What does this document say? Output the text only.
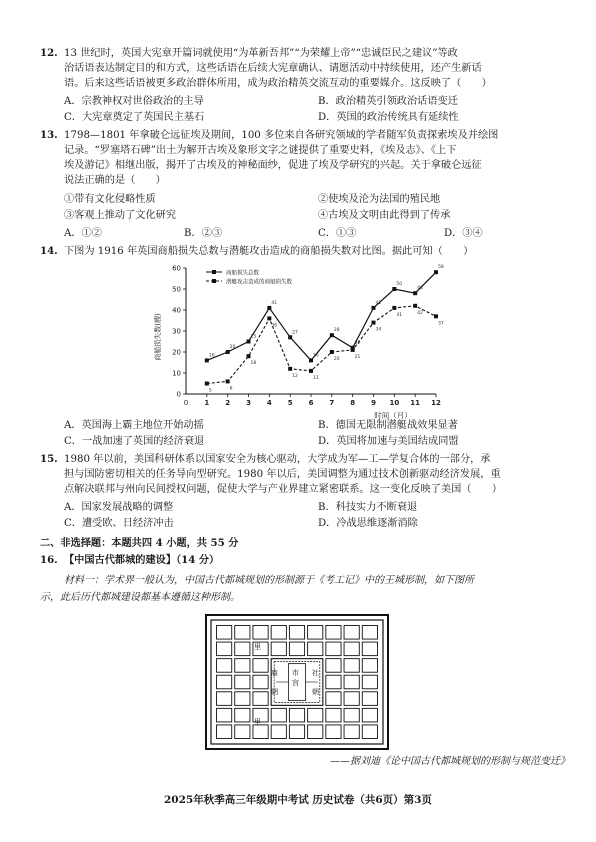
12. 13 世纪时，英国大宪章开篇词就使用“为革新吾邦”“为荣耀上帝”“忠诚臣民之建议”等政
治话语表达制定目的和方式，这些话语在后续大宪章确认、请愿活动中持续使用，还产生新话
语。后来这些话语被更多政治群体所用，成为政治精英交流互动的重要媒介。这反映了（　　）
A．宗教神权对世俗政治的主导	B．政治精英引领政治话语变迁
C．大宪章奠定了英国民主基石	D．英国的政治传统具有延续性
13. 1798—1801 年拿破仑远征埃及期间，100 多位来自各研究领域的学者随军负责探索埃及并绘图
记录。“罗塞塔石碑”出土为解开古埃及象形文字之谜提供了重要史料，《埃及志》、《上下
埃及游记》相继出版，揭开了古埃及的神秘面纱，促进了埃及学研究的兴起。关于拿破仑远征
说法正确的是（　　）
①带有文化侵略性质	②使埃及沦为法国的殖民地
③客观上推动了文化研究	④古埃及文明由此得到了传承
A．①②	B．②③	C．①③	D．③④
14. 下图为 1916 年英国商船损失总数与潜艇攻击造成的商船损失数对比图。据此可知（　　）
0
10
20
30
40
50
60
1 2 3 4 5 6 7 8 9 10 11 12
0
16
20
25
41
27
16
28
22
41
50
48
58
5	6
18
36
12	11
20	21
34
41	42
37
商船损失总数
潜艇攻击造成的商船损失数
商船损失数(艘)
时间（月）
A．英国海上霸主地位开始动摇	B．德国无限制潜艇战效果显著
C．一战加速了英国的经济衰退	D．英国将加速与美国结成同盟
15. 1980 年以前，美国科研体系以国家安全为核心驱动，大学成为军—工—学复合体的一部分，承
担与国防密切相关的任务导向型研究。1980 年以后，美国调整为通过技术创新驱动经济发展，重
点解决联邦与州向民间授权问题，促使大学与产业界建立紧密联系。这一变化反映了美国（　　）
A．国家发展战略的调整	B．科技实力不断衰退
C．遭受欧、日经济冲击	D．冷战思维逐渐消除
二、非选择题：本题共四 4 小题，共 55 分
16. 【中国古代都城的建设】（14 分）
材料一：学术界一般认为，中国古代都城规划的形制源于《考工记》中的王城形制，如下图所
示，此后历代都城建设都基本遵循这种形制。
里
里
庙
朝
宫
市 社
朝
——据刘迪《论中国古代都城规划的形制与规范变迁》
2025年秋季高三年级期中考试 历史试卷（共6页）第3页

■ ■ ■ ■ ■

* **WHAT THE EXERCISE ASKS**:
Transcribe the complete set of entries verbatim. No pictures belong in the copy.

* **ANSWER FOR THE TASK**:
What does this document say? Output the text only.
12. 13 世纪时，英国大宪章开篇词就使用“为革新吾邦”“为荣耀上帝”“忠诚臣民之建议”等政
治话语表达制定目的和方式，这些话语在后续大宪章确认、请愿活动中持续使用，还产生新话
语。后来这些话语被更多政治群体所用，成为政治精英交流互动的重要媒介。这反映了（　　）
A．宗教神权对世俗政治的主导	B．政治精英引领政治话语变迁
C．大宪章奠定了英国民主基石	D．英国的政治传统具有延续性
13. 1798—1801 年拿破仑远征埃及期间，100 多位来自各研究领域的学者随军负责探索埃及并绘图
记录。“罗塞塔石碑”出土为解开古埃及象形文字之谜提供了重要史料，《埃及志》、《上下
埃及游记》相继出版，揭开了古埃及的神秘面纱，促进了埃及学研究的兴起。关于拿破仑远征
说法正确的是（　　）
①带有文化侵略性质	②使埃及沦为法国的殖民地
③客观上推动了文化研究	④古埃及文明由此得到了传承
A．①②	B．②③	C．①③	D．③④
14. 下图为 1916 年英国商船损失总数与潜艇攻击造成的商船损失数对比图。据此可知（　　）
0
10
20
30
40
50
60
1 2 3 4 5 6 7 8 9 10 11 12
0
16
20
25
41
27
16
28
22
41
50
48
58
5	6
18
36
12	11
20	21
34
41	42
37
商船损失总数
潜艇攻击造成的商船损失数
商船损失数(艘)
时间（月）
A．英国海上霸主地位开始动摇	B．德国无限制潜艇战效果显著
C．一战加速了英国的经济衰退	D．英国将加速与美国结成同盟
15. 1980 年以前，美国科研体系以国家安全为核心驱动，大学成为军—工—学复合体的一部分，承
担与国防密切相关的任务导向型研究。1980 年以后，美国调整为通过技术创新驱动经济发展，重
点解决联邦与州向民间授权问题，促使大学与产业界建立紧密联系。这一变化反映了美国（　　）
A．国家发展战略的调整	B．科技实力不断衰退
C．遭受欧、日经济冲击	D．冷战思维逐渐消除
二、非选择题：本题共四 4 小题，共 55 分
16. 【中国古代都城的建设】（14 分）
材料一：学术界一般认为，中国古代都城规划的形制源于《考工记》中的王城形制，如下图所
示，此后历代都城建设都基本遵循这种形制。
里
里
庙
朝
宫
市 社
朝
——据刘迪《论中国古代都城规划的形制与规范变迁》
2025年秋季高三年级期中考试 历史试卷（共6页）第3页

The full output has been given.